— START Source records —

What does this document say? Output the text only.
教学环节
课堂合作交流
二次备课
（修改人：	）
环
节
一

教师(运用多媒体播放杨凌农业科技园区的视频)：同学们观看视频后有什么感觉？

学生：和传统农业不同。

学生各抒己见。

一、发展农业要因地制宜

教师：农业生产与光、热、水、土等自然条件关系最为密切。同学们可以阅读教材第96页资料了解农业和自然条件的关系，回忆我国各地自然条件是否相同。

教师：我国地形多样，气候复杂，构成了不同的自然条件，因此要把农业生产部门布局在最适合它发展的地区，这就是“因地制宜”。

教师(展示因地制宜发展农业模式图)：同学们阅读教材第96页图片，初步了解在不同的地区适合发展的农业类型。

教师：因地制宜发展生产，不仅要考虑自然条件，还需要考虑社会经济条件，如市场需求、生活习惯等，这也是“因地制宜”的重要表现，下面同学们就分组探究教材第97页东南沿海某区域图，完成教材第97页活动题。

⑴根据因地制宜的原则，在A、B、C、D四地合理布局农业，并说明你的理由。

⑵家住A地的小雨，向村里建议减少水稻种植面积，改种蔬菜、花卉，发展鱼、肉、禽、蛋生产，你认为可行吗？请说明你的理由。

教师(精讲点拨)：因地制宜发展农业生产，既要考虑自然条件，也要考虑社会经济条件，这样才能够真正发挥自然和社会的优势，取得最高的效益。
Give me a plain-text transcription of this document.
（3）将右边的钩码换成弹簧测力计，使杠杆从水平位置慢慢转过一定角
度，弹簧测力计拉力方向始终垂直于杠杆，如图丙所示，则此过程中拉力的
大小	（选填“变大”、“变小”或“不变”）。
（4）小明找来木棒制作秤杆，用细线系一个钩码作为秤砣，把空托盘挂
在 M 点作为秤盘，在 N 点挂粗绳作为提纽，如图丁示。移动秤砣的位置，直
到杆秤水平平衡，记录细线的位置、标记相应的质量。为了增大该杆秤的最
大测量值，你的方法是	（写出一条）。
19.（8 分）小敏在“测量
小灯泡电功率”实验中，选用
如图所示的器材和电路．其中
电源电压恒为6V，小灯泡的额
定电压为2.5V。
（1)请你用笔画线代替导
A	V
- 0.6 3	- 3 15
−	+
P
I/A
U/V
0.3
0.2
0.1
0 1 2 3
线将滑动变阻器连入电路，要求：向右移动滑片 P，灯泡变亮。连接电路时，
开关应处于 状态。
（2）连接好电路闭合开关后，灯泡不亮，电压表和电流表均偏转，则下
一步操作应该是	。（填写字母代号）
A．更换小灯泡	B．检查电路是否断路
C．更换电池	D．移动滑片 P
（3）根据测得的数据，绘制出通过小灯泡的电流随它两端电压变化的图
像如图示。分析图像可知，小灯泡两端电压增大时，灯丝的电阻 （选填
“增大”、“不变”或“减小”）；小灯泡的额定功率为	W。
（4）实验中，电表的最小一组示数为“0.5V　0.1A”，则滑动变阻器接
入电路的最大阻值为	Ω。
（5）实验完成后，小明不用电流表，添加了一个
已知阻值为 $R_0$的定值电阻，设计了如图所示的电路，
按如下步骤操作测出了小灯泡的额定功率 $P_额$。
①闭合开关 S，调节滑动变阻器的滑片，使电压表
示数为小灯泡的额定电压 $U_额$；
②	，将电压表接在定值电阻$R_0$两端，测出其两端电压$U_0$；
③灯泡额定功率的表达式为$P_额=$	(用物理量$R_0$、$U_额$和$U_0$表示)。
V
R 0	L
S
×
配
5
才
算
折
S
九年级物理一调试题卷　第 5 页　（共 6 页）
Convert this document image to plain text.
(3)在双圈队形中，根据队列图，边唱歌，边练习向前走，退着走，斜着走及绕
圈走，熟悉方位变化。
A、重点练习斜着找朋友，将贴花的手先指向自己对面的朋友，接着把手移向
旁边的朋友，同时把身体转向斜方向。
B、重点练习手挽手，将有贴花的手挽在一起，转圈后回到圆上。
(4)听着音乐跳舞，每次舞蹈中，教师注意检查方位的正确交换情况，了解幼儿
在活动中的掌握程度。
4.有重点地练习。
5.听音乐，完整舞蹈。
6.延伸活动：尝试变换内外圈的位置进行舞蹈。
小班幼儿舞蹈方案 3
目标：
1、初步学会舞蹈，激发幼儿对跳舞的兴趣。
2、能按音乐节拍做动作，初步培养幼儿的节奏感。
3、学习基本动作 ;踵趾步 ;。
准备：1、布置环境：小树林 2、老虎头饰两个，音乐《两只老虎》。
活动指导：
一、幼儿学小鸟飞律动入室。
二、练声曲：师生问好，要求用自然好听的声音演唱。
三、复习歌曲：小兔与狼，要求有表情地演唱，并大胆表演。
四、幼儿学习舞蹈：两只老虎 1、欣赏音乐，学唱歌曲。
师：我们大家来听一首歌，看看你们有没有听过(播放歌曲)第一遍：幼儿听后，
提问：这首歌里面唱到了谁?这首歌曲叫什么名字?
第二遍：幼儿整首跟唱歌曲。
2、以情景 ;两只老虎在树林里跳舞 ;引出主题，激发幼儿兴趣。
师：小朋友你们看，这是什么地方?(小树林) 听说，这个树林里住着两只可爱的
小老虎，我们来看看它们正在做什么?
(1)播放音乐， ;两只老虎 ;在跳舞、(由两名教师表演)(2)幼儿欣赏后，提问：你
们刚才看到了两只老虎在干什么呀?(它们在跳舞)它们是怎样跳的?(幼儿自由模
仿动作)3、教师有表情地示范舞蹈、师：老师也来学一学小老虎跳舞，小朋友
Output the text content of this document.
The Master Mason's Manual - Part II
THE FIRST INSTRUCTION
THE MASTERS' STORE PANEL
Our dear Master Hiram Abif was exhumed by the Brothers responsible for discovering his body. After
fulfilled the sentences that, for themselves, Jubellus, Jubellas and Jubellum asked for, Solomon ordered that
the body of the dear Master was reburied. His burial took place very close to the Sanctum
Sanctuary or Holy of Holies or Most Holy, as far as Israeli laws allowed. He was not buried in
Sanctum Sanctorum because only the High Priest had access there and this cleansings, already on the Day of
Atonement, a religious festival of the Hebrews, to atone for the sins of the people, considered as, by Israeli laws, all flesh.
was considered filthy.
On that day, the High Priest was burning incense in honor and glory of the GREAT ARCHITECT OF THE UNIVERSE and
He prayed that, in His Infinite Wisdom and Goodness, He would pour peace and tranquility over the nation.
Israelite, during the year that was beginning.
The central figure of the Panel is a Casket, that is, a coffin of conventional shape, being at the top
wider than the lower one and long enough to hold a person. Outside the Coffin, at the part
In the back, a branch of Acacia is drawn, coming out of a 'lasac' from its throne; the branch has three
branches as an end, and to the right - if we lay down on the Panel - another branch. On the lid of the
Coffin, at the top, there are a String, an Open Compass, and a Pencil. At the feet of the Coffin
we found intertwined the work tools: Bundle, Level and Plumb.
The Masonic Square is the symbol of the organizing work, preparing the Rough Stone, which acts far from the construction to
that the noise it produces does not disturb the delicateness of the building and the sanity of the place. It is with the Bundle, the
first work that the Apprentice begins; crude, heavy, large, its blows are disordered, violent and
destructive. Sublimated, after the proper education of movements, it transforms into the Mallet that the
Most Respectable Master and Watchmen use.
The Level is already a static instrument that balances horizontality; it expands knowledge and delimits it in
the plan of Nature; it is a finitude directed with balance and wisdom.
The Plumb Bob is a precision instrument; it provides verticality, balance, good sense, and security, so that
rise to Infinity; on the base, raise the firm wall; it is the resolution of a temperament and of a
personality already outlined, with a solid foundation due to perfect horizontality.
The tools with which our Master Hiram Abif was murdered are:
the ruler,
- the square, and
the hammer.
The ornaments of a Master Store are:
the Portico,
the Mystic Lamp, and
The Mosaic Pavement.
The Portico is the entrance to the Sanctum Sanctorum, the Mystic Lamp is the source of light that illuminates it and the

— END Source records —

_What you will do_.
Identify all lines in the records above with the word "instrument".

_The output_.
The Level is already a static instrument that balances horizontality; it expands knowledge and delimits it in
The Plumb Bob is a precision instrument; it provides verticality, balance, good sense, and security, so that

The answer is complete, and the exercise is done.